*TASK INPUT:*
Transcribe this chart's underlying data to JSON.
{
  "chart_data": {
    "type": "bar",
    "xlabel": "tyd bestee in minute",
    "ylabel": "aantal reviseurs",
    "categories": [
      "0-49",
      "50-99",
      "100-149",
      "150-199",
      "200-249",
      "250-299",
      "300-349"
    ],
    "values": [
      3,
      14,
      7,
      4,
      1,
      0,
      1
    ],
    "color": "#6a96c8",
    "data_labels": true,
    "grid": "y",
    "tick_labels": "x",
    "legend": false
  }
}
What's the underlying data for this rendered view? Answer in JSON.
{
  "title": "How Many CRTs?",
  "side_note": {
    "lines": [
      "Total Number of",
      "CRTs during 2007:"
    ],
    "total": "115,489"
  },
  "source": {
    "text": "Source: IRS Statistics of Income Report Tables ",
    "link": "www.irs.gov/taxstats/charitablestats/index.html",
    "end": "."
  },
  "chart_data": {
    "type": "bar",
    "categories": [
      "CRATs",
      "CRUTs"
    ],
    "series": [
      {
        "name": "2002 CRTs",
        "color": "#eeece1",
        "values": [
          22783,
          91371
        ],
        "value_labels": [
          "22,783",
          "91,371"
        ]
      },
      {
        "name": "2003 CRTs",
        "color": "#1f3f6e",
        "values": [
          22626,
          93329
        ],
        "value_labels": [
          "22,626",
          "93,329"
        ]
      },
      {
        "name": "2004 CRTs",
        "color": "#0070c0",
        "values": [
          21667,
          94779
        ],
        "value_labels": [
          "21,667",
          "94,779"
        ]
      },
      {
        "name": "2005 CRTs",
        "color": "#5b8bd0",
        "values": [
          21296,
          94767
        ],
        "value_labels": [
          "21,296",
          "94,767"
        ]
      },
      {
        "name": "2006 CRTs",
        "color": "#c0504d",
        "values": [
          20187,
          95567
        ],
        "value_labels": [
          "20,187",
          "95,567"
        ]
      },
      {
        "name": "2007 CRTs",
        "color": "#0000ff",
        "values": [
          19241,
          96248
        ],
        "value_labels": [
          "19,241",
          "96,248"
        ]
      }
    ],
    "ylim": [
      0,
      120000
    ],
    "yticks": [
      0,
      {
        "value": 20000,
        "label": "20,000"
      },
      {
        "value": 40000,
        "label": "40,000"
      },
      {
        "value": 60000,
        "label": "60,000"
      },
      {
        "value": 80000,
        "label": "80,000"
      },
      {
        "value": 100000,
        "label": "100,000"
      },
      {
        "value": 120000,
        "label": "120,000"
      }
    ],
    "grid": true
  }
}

*WORK TO BE COMPLETED:* Restate all of the entries above precisely.

*RESULT OF THE TASK:*
Transcribe this chart's underlying data to JSON.
{
  "chart_data": {
    "type": "bar",
    "xlabel": "tyd bestee in minute",
    "ylabel": "aantal reviseurs",
    "categories": [
      "0-49",
      "50-99",
      "100-149",
      "150-199",
      "200-249",
      "250-299",
      "300-349"
    ],
    "values": [
      3,
      14,
      7,
      4,
      1,
      0,
      1
    ],
    "color": "#6a96c8",
    "data_labels": true,
    "grid": "y",
    "tick_labels": "x",
    "legend": false
  }
}
What's the underlying data for this rendered view? Answer in JSON.
{
  "title": "How Many CRTs?",
  "side_note": {
    "lines": [
      "Total Number of",
      "CRTs during 2007:"
    ],
    "total": "115,489"
  },
  "source": {
    "text": "Source: IRS Statistics of Income Report Tables ",
    "link": "www.irs.gov/taxstats/charitablestats/index.html",
    "end": "."
  },
  "chart_data": {
    "type": "bar",
    "categories": [
      "CRATs",
      "CRUTs"
    ],
    "series": [
      {
        "name": "2002 CRTs",
        "color": "#eeece1",
        "values": [
          22783,
          91371
        ],
        "value_labels": [
          "22,783",
          "91,371"
        ]
      },
      {
        "name": "2003 CRTs",
        "color": "#1f3f6e",
        "values": [
          22626,
          93329
        ],
        "value_labels": [
          "22,626",
          "93,329"
        ]
      },
      {
        "name": "2004 CRTs",
        "color": "#0070c0",
        "values": [
          21667,
          94779
        ],
        "value_labels": [
          "21,667",
          "94,779"
        ]
      },
      {
        "name": "2005 CRTs",
        "color": "#5b8bd0",
        "values": [
          21296,
          94767
        ],
        "value_labels": [
          "21,296",
          "94,767"
        ]
      },
      {
        "name": "2006 CRTs",
        "color": "#c0504d",
        "values": [
          20187,
          95567
        ],
        "value_labels": [
          "20,187",
          "95,567"
        ]
      },
      {
        "name": "2007 CRTs",
        "color": "#0000ff",
        "values": [
          19241,
          96248
        ],
        "value_labels": [
          "19,241",
          "96,248"
        ]
      }
    ],
    "ylim": [
      0,
      120000
    ],
    "yticks": [
      0,
      {
        "value": 20000,
        "label": "20,000"
      },
      {
        "value": 40000,
        "label": "40,000"
      },
      {
        "value": 60000,
        "label": "60,000"
      },
      {
        "value": 80000,
        "label": "80,000"
      },
      {
        "value": 100000,
        "label": "100,000"
      },
      {
        "value": 120000,
        "label": "120,000"
      }
    ],
    "grid": true
  }
}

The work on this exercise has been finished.